Work to be completed
According to the passage on supersolids below, which bosonic quantum liquid was the only one available to experimenters in the 1970s?

Source text
****************************************

The notion of a supersolid began about 50 years ago, when theorists proposed that a collection of cold bosonic particles could both condense into a frictionless “superfluid” and spontaneously acquire a density modulation [4, 5]. Such a modulation would only form if it was favored by the interaction between the atoms. And it would show up as a dip in the energy-momentum spectrum of the superfluid’s excitations. The momentum of this “roton minimum” would correspond to the period of the modulation.

Efforts to create supersolids in the lab have largely started with a superfluid and then tailored the atom interactions to induce crystallization—all while preserving the fragile coherence of the superfluid phase. Early experiments in the 1970s concentrated on superfluid helium-4, the only bosonic quantum liquid available at the time. Helium has a roton minimum. But while a 2004 paper reported signatures of superfluidity in solidified helium, a 2012 follow-up determined the effects had come from other sources [6]. (See 8 October 2012 Focus story.) So far, it seems, helium-4 can only be either a superfluid liquid or a normal crystal.

Around the time of the first helium-4 claims, theorists turned their sights to supersolidity in a new system: a BEC of an atomic gas. At first glance, a density modulation shouldn’t be possible in such a BEC because its atoms are so dilute and have only weak short-range (contact) interactions. But a pair of papers from 2003 proposed a way to engineer the necessary atom interaction in the form of a long-range dipolar coupling [7, 8]. This interaction would induce a roton minimum, similar to that of helium, opening a path to supersolidity. Various methods exist to create dipolar interactions. They can come from induced or permanent electric dipole moments of the particles. Or they can arise from atoms with strong magnetic dipole moments. In 2017, experimentalists followed the spirit of the first course and observed the first evidence for supersolidity in BECs. These groups achieved the necessary atom interactions by coupling the BECs to light fields, either exploiting spin-orbit coupling [9] or cavity-mediated long-range interactions [10] between the atoms.

****************************************

Given data
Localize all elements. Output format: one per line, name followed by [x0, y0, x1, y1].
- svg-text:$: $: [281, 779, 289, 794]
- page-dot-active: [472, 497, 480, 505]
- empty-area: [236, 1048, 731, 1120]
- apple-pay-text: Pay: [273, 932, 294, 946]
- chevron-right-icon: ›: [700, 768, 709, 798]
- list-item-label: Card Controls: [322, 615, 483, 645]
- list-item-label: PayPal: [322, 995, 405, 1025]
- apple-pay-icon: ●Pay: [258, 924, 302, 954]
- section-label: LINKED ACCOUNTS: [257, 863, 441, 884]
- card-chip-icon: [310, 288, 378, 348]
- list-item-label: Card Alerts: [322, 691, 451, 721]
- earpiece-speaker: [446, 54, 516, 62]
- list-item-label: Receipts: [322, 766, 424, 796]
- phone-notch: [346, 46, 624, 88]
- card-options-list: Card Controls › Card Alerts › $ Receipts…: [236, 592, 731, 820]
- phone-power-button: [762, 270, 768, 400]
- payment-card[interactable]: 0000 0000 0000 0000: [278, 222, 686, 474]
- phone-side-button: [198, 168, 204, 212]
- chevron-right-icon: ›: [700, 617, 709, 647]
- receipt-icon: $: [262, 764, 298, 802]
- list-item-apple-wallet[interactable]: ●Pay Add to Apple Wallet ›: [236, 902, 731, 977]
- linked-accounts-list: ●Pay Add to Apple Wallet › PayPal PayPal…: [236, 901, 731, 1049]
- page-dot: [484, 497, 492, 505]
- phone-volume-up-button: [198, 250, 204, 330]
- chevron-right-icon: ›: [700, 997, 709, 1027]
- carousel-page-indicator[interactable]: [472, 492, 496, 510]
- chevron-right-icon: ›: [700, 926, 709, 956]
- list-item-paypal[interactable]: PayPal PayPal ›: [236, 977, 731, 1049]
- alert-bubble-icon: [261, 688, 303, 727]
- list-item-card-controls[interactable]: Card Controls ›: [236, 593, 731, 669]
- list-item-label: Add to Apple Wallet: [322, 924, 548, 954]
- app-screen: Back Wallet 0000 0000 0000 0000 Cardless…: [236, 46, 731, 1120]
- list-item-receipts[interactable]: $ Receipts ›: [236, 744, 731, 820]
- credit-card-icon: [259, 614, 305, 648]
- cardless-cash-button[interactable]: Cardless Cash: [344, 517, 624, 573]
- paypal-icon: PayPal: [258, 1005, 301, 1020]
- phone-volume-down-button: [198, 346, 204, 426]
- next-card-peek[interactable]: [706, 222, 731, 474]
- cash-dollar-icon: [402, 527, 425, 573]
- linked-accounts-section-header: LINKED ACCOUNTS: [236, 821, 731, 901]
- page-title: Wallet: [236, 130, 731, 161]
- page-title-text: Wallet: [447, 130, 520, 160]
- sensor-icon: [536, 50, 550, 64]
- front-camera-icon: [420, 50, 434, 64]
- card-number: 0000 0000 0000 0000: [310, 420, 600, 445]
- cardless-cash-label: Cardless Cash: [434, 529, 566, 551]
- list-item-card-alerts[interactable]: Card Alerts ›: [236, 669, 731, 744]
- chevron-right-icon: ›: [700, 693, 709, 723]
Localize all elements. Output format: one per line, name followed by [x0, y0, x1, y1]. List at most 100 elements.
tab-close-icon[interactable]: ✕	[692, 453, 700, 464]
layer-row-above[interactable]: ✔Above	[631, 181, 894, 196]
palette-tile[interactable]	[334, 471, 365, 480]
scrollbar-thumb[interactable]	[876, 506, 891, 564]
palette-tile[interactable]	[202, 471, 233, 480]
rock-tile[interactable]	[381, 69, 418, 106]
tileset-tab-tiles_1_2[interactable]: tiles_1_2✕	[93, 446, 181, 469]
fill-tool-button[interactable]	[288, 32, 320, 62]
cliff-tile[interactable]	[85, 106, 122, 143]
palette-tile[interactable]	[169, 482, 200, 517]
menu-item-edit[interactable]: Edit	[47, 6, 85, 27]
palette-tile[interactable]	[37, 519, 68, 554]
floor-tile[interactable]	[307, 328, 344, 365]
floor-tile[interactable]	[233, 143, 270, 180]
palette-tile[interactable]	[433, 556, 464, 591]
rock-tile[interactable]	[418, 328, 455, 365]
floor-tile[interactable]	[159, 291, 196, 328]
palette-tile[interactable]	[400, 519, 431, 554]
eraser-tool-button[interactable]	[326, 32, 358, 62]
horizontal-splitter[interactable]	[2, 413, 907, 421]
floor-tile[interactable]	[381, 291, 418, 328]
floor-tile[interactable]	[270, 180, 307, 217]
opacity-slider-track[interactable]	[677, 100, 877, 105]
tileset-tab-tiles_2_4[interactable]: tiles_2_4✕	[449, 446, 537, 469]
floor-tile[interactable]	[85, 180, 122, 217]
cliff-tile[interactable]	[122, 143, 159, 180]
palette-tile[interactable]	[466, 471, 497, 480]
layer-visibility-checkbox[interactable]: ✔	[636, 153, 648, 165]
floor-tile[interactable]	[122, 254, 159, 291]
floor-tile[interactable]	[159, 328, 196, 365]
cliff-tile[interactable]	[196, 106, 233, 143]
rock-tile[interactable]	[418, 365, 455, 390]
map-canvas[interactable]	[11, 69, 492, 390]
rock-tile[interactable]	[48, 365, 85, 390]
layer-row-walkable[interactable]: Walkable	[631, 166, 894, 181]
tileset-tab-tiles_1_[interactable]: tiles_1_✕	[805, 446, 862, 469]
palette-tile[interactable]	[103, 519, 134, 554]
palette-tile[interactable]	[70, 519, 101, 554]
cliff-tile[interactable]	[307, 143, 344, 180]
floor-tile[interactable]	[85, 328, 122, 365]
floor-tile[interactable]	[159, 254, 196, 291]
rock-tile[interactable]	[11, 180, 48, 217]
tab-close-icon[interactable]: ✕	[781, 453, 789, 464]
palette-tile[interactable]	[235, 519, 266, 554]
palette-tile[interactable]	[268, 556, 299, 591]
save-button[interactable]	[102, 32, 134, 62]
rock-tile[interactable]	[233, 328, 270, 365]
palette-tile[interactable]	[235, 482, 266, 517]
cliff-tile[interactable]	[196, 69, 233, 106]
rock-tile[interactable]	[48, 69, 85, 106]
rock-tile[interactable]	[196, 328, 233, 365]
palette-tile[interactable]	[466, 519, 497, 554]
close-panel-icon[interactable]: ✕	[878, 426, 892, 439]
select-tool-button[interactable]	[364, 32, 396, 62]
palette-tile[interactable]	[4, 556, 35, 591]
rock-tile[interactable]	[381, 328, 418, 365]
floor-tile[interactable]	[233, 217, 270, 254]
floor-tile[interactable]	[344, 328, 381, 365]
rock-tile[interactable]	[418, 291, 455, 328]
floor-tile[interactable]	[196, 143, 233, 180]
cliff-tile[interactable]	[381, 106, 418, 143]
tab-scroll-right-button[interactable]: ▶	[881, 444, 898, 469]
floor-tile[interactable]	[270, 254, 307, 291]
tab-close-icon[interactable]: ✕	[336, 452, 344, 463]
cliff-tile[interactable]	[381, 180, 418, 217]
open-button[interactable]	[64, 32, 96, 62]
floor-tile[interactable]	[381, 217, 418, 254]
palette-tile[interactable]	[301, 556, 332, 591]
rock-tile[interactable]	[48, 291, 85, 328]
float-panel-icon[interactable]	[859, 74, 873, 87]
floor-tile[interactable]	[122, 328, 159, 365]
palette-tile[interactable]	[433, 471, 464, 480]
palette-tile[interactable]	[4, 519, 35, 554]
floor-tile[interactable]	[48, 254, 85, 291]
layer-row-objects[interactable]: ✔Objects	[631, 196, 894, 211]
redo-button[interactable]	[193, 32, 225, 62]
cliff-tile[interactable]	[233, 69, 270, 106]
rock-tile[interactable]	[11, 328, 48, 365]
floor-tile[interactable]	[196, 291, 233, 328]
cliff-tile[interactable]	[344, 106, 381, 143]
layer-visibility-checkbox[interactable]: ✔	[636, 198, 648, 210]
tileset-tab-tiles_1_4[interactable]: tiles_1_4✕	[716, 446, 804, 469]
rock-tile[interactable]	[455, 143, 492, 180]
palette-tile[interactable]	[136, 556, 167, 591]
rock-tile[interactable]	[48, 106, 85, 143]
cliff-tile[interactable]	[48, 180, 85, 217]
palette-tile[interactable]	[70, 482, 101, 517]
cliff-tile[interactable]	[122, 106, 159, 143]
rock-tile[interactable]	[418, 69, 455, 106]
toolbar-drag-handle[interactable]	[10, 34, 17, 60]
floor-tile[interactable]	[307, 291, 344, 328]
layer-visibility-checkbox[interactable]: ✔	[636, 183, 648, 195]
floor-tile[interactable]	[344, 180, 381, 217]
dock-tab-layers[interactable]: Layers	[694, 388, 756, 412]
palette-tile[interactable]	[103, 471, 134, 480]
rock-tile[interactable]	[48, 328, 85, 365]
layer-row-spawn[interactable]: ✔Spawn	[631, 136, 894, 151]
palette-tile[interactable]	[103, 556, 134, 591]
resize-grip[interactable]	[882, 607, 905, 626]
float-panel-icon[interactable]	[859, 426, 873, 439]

****************************************

Answer space
Superfluid helium-4.